Given exercise:
Check every line of the material below for the string "core", and return the ones that have it.

Records provided:
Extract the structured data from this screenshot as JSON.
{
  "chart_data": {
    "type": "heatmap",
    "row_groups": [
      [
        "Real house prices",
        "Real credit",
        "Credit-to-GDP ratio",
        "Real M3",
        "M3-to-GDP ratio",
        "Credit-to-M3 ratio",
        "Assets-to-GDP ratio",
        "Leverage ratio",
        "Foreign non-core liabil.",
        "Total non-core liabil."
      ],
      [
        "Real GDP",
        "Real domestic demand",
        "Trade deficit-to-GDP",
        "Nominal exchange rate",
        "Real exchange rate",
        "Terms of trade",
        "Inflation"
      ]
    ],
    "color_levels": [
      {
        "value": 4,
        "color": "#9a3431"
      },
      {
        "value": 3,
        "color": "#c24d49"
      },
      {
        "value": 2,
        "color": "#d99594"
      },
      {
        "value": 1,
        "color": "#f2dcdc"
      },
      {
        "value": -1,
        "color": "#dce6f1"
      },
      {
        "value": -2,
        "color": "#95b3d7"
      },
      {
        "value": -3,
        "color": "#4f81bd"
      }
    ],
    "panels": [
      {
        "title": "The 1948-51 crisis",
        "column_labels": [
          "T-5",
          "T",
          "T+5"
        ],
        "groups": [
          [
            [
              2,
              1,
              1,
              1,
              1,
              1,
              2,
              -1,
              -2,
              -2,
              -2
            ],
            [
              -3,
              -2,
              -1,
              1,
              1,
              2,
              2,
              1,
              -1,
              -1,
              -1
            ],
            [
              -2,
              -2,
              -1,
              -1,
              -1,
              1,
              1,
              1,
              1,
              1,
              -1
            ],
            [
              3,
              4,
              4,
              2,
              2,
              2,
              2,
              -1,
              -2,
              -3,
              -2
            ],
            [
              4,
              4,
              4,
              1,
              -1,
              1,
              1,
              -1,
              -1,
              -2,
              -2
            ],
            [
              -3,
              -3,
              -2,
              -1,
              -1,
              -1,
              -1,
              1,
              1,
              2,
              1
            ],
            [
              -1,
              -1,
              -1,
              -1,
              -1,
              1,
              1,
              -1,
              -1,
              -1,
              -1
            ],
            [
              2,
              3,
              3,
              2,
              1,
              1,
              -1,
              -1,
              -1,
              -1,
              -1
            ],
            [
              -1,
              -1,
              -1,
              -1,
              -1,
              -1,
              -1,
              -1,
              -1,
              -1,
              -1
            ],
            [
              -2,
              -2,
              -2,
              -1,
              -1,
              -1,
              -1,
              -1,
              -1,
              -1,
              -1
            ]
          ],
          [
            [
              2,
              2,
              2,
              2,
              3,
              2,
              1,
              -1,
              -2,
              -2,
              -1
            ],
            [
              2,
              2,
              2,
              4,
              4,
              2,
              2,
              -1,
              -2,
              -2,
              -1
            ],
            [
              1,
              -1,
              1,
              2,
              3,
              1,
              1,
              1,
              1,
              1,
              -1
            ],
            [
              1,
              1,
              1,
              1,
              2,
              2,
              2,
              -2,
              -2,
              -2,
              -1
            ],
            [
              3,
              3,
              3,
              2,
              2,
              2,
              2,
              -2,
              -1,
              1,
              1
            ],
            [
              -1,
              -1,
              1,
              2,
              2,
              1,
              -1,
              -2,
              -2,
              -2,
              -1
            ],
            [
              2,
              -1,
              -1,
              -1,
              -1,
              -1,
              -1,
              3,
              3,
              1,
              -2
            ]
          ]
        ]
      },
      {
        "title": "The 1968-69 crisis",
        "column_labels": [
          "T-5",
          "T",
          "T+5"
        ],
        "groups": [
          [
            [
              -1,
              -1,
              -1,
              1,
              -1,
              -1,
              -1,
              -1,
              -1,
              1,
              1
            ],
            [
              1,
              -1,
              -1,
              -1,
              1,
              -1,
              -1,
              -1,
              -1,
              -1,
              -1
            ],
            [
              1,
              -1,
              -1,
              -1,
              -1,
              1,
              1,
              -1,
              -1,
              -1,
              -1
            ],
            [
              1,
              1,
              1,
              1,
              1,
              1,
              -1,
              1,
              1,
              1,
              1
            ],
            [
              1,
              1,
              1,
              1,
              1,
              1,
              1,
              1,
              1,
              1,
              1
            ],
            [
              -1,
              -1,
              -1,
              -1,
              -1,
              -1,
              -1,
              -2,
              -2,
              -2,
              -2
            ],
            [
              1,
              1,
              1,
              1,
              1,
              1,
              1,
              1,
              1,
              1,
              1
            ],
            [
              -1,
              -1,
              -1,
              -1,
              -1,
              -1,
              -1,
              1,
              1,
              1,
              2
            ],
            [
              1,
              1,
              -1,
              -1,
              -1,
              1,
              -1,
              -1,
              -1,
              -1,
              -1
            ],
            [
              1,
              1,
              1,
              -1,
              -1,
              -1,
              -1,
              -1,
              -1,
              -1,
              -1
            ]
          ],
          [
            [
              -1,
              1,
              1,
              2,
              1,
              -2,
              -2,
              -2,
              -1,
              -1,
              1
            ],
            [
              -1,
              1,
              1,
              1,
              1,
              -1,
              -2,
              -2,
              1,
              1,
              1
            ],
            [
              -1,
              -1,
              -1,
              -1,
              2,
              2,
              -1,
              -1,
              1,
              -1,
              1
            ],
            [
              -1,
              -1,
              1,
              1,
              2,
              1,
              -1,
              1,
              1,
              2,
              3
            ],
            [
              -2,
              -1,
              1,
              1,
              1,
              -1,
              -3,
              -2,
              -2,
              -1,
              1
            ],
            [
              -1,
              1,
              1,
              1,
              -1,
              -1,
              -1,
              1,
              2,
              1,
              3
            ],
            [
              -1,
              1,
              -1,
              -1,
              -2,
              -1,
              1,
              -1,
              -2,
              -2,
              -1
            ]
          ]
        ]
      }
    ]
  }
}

Expected answer:
        "Foreign non-core liabil.",
        "Total non-core liabil."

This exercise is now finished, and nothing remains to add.